§ Task instructions: From the records below, pull each line that has "jaargangen".

§ Input:
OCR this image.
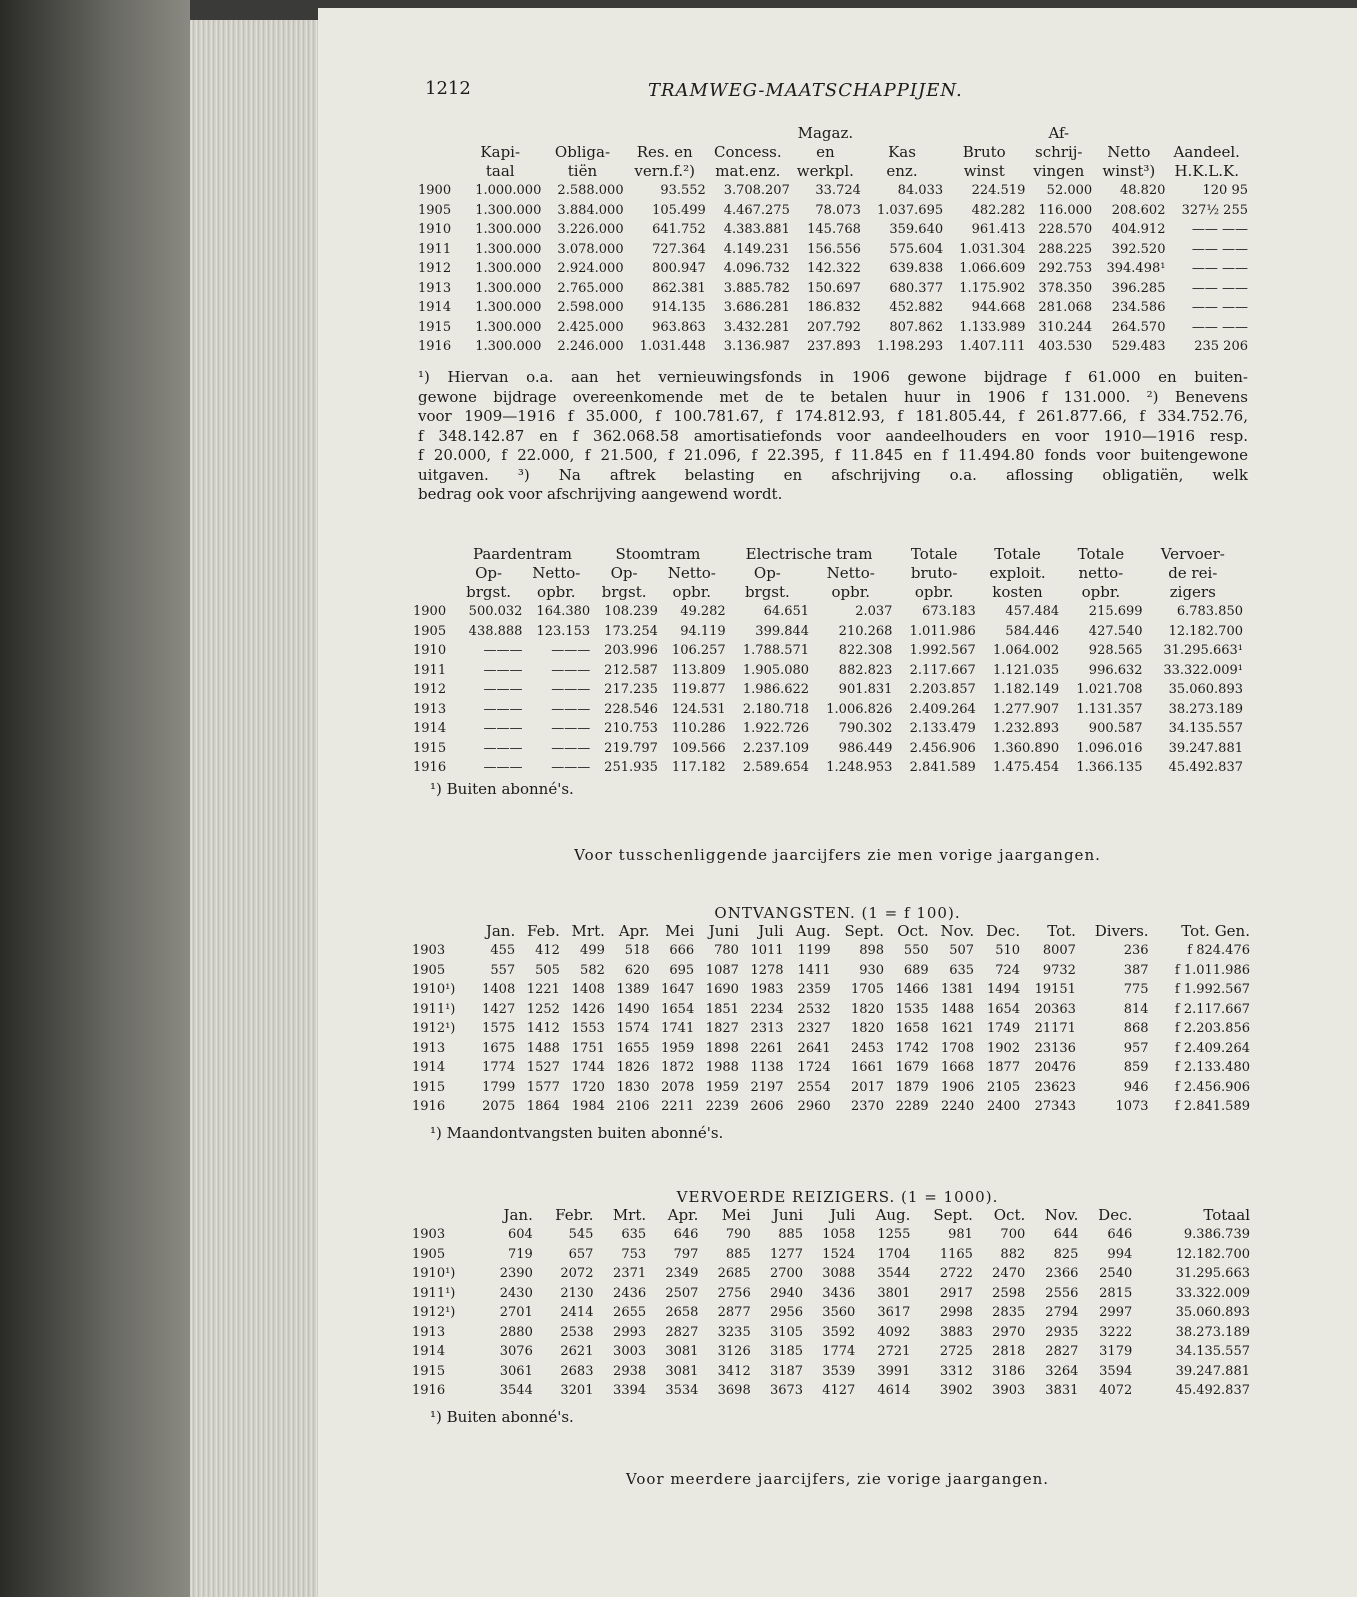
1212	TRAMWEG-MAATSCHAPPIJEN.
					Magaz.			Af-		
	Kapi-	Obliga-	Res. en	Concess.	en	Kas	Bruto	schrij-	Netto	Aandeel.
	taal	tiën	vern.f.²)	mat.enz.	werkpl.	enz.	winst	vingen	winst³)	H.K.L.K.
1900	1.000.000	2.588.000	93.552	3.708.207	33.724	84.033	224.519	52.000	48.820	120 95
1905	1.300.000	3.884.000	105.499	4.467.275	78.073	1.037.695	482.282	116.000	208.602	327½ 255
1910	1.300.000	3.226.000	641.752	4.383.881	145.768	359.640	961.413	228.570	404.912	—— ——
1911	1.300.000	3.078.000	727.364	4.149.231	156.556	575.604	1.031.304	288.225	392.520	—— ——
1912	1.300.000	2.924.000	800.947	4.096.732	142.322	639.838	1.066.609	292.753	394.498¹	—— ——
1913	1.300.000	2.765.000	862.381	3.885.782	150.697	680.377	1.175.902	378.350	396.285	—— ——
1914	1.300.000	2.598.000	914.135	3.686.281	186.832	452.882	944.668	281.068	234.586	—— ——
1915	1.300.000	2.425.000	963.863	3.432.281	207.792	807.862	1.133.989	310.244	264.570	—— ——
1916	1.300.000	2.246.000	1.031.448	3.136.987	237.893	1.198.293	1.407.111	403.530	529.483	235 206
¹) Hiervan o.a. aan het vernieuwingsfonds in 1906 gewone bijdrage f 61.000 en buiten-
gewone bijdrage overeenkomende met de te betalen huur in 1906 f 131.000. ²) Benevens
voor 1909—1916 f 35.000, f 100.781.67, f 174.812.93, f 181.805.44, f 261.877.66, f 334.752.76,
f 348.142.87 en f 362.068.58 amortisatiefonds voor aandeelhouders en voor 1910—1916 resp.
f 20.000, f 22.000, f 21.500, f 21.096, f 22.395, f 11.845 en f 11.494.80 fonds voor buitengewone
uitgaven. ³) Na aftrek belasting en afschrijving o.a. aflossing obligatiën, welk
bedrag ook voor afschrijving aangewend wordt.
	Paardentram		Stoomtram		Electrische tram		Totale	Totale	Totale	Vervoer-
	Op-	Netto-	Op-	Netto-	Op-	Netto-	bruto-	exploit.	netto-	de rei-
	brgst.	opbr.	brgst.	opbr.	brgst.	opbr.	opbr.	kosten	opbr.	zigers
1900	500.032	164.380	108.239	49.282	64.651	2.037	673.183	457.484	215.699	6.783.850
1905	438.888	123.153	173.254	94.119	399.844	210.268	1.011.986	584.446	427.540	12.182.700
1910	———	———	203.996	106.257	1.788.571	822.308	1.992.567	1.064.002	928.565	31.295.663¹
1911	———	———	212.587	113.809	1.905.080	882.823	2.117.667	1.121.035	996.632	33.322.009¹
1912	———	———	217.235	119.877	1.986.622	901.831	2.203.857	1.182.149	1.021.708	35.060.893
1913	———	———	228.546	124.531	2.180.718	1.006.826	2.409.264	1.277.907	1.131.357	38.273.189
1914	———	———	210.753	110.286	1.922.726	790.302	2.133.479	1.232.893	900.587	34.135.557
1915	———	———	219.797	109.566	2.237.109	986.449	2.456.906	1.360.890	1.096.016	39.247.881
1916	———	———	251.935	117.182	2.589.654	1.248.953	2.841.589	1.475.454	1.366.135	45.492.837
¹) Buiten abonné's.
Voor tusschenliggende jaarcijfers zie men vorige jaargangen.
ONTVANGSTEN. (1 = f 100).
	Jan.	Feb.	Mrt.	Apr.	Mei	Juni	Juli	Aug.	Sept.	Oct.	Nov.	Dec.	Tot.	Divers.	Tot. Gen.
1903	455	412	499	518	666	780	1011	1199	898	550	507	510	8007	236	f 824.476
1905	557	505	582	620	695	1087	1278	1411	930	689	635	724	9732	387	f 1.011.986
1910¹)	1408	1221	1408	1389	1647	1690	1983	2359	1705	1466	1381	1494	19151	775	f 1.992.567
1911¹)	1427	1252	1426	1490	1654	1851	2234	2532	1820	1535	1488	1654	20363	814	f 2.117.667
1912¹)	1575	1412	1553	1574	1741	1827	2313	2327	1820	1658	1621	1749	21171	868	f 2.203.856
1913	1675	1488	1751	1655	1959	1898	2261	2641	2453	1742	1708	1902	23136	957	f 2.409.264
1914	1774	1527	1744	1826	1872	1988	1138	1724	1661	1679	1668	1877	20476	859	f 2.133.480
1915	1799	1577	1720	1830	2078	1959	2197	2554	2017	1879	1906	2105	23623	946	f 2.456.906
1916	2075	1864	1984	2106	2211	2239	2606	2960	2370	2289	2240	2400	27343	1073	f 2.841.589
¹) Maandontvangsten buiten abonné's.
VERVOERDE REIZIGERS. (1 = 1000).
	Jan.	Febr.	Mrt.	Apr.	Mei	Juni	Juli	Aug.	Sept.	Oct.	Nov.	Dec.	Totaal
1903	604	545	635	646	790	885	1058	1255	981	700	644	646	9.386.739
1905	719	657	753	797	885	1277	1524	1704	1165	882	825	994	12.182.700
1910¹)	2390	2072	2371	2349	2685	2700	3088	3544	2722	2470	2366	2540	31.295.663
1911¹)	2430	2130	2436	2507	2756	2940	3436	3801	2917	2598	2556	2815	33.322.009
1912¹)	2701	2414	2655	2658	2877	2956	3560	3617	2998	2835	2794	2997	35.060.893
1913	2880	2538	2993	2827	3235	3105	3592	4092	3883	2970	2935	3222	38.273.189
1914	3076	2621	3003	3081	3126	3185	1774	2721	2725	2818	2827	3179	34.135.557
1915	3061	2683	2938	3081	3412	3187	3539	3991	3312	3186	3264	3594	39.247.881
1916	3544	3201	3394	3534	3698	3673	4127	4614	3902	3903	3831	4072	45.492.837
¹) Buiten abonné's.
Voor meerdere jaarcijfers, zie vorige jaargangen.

§ Answer below:
Voor tusschenliggende jaarcijfers zie men vorige jaargangen.
Voor meerdere jaarcijfers, zie vorige jaargangen.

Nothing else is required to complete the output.